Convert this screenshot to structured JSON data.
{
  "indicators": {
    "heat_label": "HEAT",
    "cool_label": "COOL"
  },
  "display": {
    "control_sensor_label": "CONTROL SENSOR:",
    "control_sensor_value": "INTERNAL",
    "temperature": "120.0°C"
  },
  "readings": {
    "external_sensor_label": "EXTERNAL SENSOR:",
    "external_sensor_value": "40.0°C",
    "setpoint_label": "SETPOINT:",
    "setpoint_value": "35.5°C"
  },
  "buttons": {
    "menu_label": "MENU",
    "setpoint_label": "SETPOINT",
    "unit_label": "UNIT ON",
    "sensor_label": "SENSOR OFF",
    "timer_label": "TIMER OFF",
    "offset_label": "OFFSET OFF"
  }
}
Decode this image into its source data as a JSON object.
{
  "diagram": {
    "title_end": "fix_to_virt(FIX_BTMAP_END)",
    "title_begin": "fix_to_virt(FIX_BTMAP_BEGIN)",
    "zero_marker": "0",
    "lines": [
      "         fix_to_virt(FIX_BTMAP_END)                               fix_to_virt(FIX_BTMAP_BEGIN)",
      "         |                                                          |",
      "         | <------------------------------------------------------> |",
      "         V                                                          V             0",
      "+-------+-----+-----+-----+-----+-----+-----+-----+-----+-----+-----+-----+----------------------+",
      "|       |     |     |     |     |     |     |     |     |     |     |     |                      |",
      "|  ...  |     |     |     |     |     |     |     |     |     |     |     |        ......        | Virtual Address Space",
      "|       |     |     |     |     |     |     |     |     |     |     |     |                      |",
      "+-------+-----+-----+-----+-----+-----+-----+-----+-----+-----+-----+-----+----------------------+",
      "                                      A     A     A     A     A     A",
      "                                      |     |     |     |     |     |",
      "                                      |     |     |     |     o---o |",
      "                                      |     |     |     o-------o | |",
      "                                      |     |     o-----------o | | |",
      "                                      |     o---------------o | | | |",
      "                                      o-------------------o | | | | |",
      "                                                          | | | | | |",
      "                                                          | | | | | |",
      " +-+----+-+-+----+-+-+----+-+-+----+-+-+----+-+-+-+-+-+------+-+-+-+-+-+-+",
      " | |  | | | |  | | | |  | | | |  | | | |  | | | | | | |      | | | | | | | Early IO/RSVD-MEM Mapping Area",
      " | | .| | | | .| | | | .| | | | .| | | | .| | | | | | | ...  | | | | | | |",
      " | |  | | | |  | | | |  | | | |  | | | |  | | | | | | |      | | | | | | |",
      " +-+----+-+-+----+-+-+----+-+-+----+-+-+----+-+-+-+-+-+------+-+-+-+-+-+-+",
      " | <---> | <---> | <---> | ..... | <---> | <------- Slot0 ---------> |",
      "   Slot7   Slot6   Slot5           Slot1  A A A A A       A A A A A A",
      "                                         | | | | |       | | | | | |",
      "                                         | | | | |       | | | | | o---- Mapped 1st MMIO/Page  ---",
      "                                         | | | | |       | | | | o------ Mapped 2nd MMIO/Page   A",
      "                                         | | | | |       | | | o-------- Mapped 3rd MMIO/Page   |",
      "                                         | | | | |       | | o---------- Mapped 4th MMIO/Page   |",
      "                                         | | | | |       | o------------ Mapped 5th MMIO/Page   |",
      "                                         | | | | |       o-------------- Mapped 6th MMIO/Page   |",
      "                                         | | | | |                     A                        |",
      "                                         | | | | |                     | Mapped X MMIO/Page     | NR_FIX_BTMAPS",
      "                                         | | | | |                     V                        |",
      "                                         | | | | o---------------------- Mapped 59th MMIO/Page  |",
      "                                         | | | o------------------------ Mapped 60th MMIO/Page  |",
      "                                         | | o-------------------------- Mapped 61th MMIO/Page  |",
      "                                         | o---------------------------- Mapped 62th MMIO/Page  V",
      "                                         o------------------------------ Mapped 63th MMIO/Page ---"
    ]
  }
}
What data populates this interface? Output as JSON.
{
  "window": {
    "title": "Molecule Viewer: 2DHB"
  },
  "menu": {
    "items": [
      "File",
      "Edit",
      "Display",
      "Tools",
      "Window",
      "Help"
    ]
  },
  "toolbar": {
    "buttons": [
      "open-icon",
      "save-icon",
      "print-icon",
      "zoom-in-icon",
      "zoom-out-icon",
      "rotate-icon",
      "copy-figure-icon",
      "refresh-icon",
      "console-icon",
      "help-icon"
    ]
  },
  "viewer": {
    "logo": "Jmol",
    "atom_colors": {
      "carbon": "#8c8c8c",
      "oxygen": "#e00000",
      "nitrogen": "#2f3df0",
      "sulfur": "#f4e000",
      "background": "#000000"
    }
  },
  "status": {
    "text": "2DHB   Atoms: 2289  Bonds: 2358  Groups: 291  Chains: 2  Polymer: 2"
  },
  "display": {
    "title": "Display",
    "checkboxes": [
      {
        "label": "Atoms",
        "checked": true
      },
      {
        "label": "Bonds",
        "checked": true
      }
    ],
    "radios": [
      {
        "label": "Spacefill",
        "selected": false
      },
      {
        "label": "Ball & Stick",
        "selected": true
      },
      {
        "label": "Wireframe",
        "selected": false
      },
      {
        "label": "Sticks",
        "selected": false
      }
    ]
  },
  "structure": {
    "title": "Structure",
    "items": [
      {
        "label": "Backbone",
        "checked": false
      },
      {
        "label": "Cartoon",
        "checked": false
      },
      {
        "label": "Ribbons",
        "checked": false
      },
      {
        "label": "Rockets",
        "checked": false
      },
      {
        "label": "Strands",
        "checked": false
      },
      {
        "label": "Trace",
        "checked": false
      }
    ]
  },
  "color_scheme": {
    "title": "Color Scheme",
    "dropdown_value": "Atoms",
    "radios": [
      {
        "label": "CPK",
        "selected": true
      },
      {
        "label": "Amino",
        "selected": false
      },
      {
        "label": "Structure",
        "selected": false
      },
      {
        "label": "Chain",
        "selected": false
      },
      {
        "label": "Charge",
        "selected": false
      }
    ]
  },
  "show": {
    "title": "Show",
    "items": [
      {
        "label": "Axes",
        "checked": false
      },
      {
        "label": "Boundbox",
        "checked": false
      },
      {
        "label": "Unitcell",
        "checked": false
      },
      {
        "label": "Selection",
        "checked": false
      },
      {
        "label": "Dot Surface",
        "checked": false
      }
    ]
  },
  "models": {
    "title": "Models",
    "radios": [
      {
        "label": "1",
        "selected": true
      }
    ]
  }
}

→ **TASK OBJECTIVE**:
Return all of the data exactly as it reads.

→ **REPLY**:
Convert this screenshot to structured JSON data.
{
  "indicators": {
    "heat_label": "HEAT",
    "cool_label": "COOL"
  },
  "display": {
    "control_sensor_label": "CONTROL SENSOR:",
    "control_sensor_value": "INTERNAL",
    "temperature": "120.0°C"
  },
  "readings": {
    "external_sensor_label": "EXTERNAL SENSOR:",
    "external_sensor_value": "40.0°C",
    "setpoint_label": "SETPOINT:",
    "setpoint_value": "35.5°C"
  },
  "buttons": {
    "menu_label": "MENU",
    "setpoint_label": "SETPOINT",
    "unit_label": "UNIT ON",
    "sensor_label": "SENSOR OFF",
    "timer_label": "TIMER OFF",
    "offset_label": "OFFSET OFF"
  }
}
Decode this image into its source data as a JSON object.
{
  "diagram": {
    "title_end": "fix_to_virt(FIX_BTMAP_END)",
    "title_begin": "fix_to_virt(FIX_BTMAP_BEGIN)",
    "zero_marker": "0",
    "lines": [
      "         fix_to_virt(FIX_BTMAP_END)                               fix_to_virt(FIX_BTMAP_BEGIN)",
      "         |                                                          |",
      "         | <------------------------------------------------------> |",
      "         V                                                          V             0",
      "+-------+-----+-----+-----+-----+-----+-----+-----+-----+-----+-----+-----+----------------------+",
      "|       |     |     |     |     |     |     |     |     |     |     |     |                      |",
      "|  ...  |     |     |     |     |     |     |     |     |     |     |     |        ......        | Virtual Address Space",
      "|       |     |     |     |     |     |     |     |     |     |     |     |                      |",
      "+-------+-----+-----+-----+-----+-----+-----+-----+-----+-----+-----+-----+----------------------+",
      "                                      A     A     A     A     A     A",
      "                                      |     |     |     |     |     |",
      "                                      |     |     |     |     o---o |",
      "                                      |     |     |     o-------o | |",
      "                                      |     |     o-----------o | | |",
      "                                      |     o---------------o | | | |",
      "                                      o-------------------o | | | | |",
      "                                                          | | | | | |",
      "                                                          | | | | | |",
      " +-+----+-+-+----+-+-+----+-+-+----+-+-+----+-+-+-+-+-+------+-+-+-+-+-+-+",
      " | |  | | | |  | | | |  | | | |  | | | |  | | | | | | |      | | | | | | | Early IO/RSVD-MEM Mapping Area",
      " | | .| | | | .| | | | .| | | | .| | | | .| | | | | | | ...  | | | | | | |",
      " | |  | | | |  | | | |  | | | |  | | | |  | | | | | | |      | | | | | | |",
      " +-+----+-+-+----+-+-+----+-+-+----+-+-+----+-+-+-+-+-+------+-+-+-+-+-+-+",
      " | <---> | <---> | <---> | ..... | <---> | <------- Slot0 ---------> |",
      "   Slot7   Slot6   Slot5           Slot1  A A A A A       A A A A A A",
      "                                         | | | | |       | | | | | |",
      "                                         | | | | |       | | | | | o---- Mapped 1st MMIO/Page  ---",
      "                                         | | | | |       | | | | o------ Mapped 2nd MMIO/Page   A",
      "                                         | | | | |       | | | o-------- Mapped 3rd MMIO/Page   |",
      "                                         | | | | |       | | o---------- Mapped 4th MMIO/Page   |",
      "                                         | | | | |       | o------------ Mapped 5th MMIO/Page   |",
      "                                         | | | | |       o-------------- Mapped 6th MMIO/Page   |",
      "                                         | | | | |                     A                        |",
      "                                         | | | | |                     | Mapped X MMIO/Page     | NR_FIX_BTMAPS",
      "                                         | | | | |                     V                        |",
      "                                         | | | | o---------------------- Mapped 59th MMIO/Page  |",
      "                                         | | | o------------------------ Mapped 60th MMIO/Page  |",
      "                                         | | o-------------------------- Mapped 61th MMIO/Page  |",
      "                                         | o---------------------------- Mapped 62th MMIO/Page  V",
      "                                         o------------------------------ Mapped 63th MMIO/Page ---"
    ]
  }
}
What data populates this interface? Output as JSON.
{
  "window": {
    "title": "Molecule Viewer: 2DHB"
  },
  "menu": {
    "items": [
      "File",
      "Edit",
      "Display",
      "Tools",
      "Window",
      "Help"
    ]
  },
  "toolbar": {
    "buttons": [
      "open-icon",
      "save-icon",
      "print-icon",
      "zoom-in-icon",
      "zoom-out-icon",
      "rotate-icon",
      "copy-figure-icon",
      "refresh-icon",
      "console-icon",
      "help-icon"
    ]
  },
  "viewer": {
    "logo": "Jmol",
    "atom_colors": {
      "carbon": "#8c8c8c",
      "oxygen": "#e00000",
      "nitrogen": "#2f3df0",
      "sulfur": "#f4e000",
      "background": "#000000"
    }
  },
  "status": {
    "text": "2DHB   Atoms: 2289  Bonds: 2358  Groups: 291  Chains: 2  Polymer: 2"
  },
  "display": {
    "title": "Display",
    "checkboxes": [
      {
        "label": "Atoms",
        "checked": true
      },
      {
        "label": "Bonds",
        "checked": true
      }
    ],
    "radios": [
      {
        "label": "Spacefill",
        "selected": false
      },
      {
        "label": "Ball & Stick",
        "selected": true
      },
      {
        "label": "Wireframe",
        "selected": false
      },
      {
        "label": "Sticks",
        "selected": false
      }
    ]
  },
  "structure": {
    "title": "Structure",
    "items": [
      {
        "label": "Backbone",
        "checked": false
      },
      {
        "label": "Cartoon",
        "checked": false
      },
      {
        "label": "Ribbons",
        "checked": false
      },
      {
        "label": "Rockets",
        "checked": false
      },
      {
        "label": "Strands",
        "checked": false
      },
      {
        "label": "Trace",
        "checked": false
      }
    ]
  },
  "color_scheme": {
    "title": "Color Scheme",
    "dropdown_value": "Atoms",
    "radios": [
      {
        "label": "CPK",
        "selected": true
      },
      {
        "label": "Amino",
        "selected": false
      },
      {
        "label": "Structure",
        "selected": false
      },
      {
        "label": "Chain",
        "selected": false
      },
      {
        "label": "Charge",
        "selected": false
      }
    ]
  },
  "show": {
    "title": "Show",
    "items": [
      {
        "label": "Axes",
        "checked": false
      },
      {
        "label": "Boundbox",
        "checked": false
      },
      {
        "label": "Unitcell",
        "checked": false
      },
      {
        "label": "Selection",
        "checked": false
      },
      {
        "label": "Dot Surface",
        "checked": false
      }
    ]
  },
  "models": {
    "title": "Models",
    "radios": [
      {
        "label": "1",
        "selected": true
      }
    ]
  }
}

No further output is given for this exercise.